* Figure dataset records
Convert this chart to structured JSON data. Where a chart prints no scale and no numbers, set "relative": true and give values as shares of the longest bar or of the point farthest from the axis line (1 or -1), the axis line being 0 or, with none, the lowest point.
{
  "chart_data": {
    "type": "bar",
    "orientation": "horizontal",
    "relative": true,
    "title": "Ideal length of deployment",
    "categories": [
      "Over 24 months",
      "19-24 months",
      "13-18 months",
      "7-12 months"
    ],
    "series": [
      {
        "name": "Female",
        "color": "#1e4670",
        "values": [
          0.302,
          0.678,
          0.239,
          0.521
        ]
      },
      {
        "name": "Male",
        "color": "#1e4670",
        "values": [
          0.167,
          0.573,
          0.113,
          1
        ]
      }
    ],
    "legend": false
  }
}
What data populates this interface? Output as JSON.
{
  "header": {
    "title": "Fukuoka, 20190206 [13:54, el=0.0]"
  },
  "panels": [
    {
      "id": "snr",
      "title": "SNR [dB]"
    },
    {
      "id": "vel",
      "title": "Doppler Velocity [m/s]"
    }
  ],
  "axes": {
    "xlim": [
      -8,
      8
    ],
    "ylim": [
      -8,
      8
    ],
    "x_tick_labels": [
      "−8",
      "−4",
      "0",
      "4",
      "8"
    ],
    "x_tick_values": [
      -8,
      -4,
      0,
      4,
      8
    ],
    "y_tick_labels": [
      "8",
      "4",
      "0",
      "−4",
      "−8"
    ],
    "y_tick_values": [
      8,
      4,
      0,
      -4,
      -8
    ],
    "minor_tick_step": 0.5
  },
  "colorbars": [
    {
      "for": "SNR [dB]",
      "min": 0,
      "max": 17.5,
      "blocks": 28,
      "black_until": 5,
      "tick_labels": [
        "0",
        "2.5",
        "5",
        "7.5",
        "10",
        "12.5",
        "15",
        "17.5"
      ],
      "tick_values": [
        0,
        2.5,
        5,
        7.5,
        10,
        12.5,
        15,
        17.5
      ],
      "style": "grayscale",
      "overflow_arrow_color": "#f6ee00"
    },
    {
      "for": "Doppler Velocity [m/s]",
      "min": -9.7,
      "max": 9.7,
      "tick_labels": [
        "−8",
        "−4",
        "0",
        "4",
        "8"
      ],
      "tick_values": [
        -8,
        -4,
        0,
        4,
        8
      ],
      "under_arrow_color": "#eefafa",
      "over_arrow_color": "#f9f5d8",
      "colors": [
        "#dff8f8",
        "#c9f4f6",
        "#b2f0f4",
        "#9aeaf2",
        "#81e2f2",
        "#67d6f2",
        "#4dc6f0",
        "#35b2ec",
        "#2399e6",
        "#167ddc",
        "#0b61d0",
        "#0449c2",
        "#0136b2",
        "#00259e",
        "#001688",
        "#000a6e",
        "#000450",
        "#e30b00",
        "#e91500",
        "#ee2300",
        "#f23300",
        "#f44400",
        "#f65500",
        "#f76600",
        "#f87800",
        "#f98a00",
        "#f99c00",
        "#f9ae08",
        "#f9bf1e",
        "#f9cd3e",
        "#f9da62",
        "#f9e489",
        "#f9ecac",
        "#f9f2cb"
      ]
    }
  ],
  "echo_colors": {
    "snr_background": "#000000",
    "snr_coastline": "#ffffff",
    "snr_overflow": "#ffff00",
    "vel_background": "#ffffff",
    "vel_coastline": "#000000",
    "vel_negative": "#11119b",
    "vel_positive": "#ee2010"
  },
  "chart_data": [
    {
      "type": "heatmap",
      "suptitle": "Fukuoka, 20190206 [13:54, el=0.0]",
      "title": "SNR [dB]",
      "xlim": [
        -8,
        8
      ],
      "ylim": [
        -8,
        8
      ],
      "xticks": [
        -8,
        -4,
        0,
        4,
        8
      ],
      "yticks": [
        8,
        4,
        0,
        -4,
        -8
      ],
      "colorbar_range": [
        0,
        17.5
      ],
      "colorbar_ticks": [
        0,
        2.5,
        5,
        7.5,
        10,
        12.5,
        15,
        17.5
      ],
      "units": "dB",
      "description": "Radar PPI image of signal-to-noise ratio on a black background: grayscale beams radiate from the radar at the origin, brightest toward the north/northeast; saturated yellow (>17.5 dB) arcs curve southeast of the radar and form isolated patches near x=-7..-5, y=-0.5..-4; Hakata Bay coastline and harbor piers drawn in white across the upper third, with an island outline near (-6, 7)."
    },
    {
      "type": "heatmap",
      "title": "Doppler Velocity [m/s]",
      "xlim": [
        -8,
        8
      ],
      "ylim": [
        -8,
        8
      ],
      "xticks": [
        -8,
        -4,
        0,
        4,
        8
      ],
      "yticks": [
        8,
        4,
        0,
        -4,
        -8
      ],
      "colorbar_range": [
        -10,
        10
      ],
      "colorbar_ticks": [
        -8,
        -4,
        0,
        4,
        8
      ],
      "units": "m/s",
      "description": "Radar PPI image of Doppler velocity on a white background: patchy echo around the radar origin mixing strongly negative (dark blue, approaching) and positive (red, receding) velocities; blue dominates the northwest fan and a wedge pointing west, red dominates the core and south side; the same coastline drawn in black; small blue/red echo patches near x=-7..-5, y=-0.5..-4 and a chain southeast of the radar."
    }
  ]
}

* Challenge
Count the lines of these entries that hold the string "JSON", and give only that number.

* Answer in full
2